===== MATERIAL FOR THIS TASK

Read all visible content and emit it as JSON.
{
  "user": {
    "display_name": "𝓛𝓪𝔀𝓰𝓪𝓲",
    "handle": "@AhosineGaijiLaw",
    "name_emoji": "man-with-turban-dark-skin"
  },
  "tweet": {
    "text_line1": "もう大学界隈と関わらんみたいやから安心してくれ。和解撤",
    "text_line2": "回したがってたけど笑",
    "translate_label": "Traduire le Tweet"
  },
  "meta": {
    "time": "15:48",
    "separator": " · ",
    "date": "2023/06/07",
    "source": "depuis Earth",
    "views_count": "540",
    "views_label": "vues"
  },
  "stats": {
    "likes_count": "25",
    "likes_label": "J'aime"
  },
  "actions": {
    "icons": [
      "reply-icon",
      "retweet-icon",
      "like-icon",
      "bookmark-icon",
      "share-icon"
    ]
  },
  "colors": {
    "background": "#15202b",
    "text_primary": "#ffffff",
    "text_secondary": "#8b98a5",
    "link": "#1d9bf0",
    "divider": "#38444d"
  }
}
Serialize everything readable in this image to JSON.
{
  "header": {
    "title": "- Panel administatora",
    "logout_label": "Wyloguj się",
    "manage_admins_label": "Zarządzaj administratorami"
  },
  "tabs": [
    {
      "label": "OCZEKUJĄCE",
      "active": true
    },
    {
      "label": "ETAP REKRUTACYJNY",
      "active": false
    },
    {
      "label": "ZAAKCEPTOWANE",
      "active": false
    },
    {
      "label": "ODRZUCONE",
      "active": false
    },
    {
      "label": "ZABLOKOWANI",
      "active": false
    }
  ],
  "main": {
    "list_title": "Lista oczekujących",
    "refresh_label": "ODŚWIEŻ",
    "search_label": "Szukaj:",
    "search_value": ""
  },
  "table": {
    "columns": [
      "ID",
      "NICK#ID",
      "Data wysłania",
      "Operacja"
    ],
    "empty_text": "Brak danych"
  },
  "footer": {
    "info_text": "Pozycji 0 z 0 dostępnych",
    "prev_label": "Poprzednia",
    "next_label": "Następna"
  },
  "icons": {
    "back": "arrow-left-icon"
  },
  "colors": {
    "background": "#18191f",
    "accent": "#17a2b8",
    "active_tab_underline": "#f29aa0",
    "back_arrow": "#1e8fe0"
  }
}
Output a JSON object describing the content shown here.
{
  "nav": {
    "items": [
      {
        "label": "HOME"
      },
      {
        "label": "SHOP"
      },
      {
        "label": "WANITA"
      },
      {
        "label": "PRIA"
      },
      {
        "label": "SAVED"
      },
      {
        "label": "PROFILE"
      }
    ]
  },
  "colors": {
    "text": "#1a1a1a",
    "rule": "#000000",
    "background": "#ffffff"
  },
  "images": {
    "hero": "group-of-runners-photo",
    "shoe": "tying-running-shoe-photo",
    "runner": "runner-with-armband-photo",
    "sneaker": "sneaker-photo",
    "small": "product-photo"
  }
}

==========

PROBLEM REQUIREMENTS:
Retype the data exactly as given.

EXERCISE SOLUTION:
Read all visible content and emit it as JSON.
{
  "user": {
    "display_name": "𝓛𝓪𝔀𝓰𝓪𝓲",
    "handle": "@AhosineGaijiLaw",
    "name_emoji": "man-with-turban-dark-skin"
  },
  "tweet": {
    "text_line1": "もう大学界隈と関わらんみたいやから安心してくれ。和解撤",
    "text_line2": "回したがってたけど笑",
    "translate_label": "Traduire le Tweet"
  },
  "meta": {
    "time": "15:48",
    "separator": " · ",
    "date": "2023/06/07",
    "source": "depuis Earth",
    "views_count": "540",
    "views_label": "vues"
  },
  "stats": {
    "likes_count": "25",
    "likes_label": "J'aime"
  },
  "actions": {
    "icons": [
      "reply-icon",
      "retweet-icon",
      "like-icon",
      "bookmark-icon",
      "share-icon"
    ]
  },
  "colors": {
    "background": "#15202b",
    "text_primary": "#ffffff",
    "text_secondary": "#8b98a5",
    "link": "#1d9bf0",
    "divider": "#38444d"
  }
}
Serialize everything readable in this image to JSON.
{
  "header": {
    "title": "- Panel administatora",
    "logout_label": "Wyloguj się",
    "manage_admins_label": "Zarządzaj administratorami"
  },
  "tabs": [
    {
      "label": "OCZEKUJĄCE",
      "active": true
    },
    {
      "label": "ETAP REKRUTACYJNY",
      "active": false
    },
    {
      "label": "ZAAKCEPTOWANE",
      "active": false
    },
    {
      "label": "ODRZUCONE",
      "active": false
    },
    {
      "label": "ZABLOKOWANI",
      "active": false
    }
  ],
  "main": {
    "list_title": "Lista oczekujących",
    "refresh_label": "ODŚWIEŻ",
    "search_label": "Szukaj:",
    "search_value": ""
  },
  "table": {
    "columns": [
      "ID",
      "NICK#ID",
      "Data wysłania",
      "Operacja"
    ],
    "empty_text": "Brak danych"
  },
  "footer": {
    "info_text": "Pozycji 0 z 0 dostępnych",
    "prev_label": "Poprzednia",
    "next_label": "Następna"
  },
  "icons": {
    "back": "arrow-left-icon"
  },
  "colors": {
    "background": "#18191f",
    "accent": "#17a2b8",
    "active_tab_underline": "#f29aa0",
    "back_arrow": "#1e8fe0"
  }
}
Output a JSON object describing the content shown here.
{
  "nav": {
    "items": [
      {
        "label": "HOME"
      },
      {
        "label": "SHOP"
      },
      {
        "label": "WANITA"
      },
      {
        "label": "PRIA"
      },
      {
        "label": "SAVED"
      },
      {
        "label": "PROFILE"
      }
    ]
  },
  "colors": {
    "text": "#1a1a1a",
    "rule": "#000000",
    "background": "#ffffff"
  },
  "images": {
    "hero": "group-of-runners-photo",
    "shoe": "tying-running-shoe-photo",
    "runner": "runner-with-armband-photo",
    "sneaker": "sneaker-photo",
    "small": "product-photo"
  }
}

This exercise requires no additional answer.